**Materials provided**

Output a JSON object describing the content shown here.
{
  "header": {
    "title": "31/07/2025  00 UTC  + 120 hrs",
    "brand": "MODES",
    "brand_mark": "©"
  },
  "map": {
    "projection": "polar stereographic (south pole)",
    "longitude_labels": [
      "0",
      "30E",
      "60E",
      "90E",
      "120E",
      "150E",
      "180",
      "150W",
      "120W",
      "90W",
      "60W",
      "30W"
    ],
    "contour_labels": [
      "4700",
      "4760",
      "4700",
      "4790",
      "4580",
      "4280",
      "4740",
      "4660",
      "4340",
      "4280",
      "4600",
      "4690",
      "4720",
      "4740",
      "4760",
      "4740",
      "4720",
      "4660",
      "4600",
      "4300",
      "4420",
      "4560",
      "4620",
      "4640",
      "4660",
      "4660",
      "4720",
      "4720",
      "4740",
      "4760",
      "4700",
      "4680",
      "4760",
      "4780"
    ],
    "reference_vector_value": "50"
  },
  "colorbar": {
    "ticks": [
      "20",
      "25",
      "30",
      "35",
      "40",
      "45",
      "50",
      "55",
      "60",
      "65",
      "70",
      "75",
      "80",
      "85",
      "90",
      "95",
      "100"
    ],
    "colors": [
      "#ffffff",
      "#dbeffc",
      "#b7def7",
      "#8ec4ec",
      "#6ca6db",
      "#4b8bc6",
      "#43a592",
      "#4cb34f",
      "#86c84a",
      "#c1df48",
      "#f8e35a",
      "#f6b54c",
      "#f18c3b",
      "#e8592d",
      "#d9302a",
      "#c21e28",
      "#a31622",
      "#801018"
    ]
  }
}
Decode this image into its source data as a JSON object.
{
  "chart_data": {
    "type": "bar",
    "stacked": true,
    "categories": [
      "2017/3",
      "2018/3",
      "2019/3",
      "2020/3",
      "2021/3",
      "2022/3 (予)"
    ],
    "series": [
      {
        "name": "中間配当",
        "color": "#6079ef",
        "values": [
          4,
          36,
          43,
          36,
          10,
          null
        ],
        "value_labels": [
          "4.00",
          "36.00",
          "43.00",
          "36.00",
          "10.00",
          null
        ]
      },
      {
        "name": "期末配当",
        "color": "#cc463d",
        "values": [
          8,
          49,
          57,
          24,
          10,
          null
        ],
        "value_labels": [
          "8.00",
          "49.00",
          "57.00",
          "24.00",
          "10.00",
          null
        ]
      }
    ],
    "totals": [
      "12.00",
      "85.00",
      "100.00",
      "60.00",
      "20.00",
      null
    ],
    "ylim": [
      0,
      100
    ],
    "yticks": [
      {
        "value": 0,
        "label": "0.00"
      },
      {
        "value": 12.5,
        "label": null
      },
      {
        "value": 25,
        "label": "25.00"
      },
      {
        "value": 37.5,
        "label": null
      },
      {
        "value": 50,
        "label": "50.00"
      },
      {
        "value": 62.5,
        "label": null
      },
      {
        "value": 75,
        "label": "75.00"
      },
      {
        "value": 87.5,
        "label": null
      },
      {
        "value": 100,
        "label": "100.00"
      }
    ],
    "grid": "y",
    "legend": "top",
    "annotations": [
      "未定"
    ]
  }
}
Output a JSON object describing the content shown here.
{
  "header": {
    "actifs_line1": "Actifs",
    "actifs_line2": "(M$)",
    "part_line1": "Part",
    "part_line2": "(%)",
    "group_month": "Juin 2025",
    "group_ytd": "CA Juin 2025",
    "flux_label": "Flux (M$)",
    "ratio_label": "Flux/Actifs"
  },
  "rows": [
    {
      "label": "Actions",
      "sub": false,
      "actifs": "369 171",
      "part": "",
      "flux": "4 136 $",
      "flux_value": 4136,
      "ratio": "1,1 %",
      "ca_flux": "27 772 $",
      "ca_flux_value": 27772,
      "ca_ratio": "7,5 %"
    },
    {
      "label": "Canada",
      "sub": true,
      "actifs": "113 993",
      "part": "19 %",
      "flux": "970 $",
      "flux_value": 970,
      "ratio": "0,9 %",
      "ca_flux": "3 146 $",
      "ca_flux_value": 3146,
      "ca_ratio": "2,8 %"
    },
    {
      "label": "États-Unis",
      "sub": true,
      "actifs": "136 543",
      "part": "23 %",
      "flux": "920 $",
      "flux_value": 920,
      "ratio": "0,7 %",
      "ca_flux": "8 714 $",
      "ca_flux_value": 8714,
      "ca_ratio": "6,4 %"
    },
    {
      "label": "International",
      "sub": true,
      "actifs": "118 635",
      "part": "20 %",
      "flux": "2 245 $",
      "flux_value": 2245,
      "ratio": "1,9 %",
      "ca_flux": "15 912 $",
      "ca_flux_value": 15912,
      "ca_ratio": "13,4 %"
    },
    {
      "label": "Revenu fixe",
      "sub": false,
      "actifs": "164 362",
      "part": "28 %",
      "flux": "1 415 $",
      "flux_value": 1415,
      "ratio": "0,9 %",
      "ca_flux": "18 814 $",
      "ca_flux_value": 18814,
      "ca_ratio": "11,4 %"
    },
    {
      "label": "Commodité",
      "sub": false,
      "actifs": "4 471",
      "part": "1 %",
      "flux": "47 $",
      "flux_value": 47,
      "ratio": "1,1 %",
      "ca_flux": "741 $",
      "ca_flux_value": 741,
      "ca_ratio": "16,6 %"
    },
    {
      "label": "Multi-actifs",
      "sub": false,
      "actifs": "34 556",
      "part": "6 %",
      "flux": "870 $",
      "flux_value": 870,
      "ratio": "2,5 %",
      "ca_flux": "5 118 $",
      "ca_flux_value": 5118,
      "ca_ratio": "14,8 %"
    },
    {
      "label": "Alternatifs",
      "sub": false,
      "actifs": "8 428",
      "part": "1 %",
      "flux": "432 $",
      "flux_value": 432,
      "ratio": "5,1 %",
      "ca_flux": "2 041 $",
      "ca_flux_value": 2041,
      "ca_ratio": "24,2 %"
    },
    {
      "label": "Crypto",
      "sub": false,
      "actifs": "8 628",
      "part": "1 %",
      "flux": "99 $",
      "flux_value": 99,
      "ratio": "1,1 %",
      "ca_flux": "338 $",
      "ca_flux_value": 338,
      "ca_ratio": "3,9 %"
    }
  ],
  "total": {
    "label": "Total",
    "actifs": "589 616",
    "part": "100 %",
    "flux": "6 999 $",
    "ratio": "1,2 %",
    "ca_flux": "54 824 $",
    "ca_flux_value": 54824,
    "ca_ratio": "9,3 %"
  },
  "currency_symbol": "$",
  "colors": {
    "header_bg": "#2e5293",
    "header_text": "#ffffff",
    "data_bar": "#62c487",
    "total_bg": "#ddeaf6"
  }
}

**Exercise objective**
Search the listing for the word "Juin" and return each line that holds it.

**Task result**
    "group_month": "Juin 2025",
    "group_ytd": "CA Juin 2025",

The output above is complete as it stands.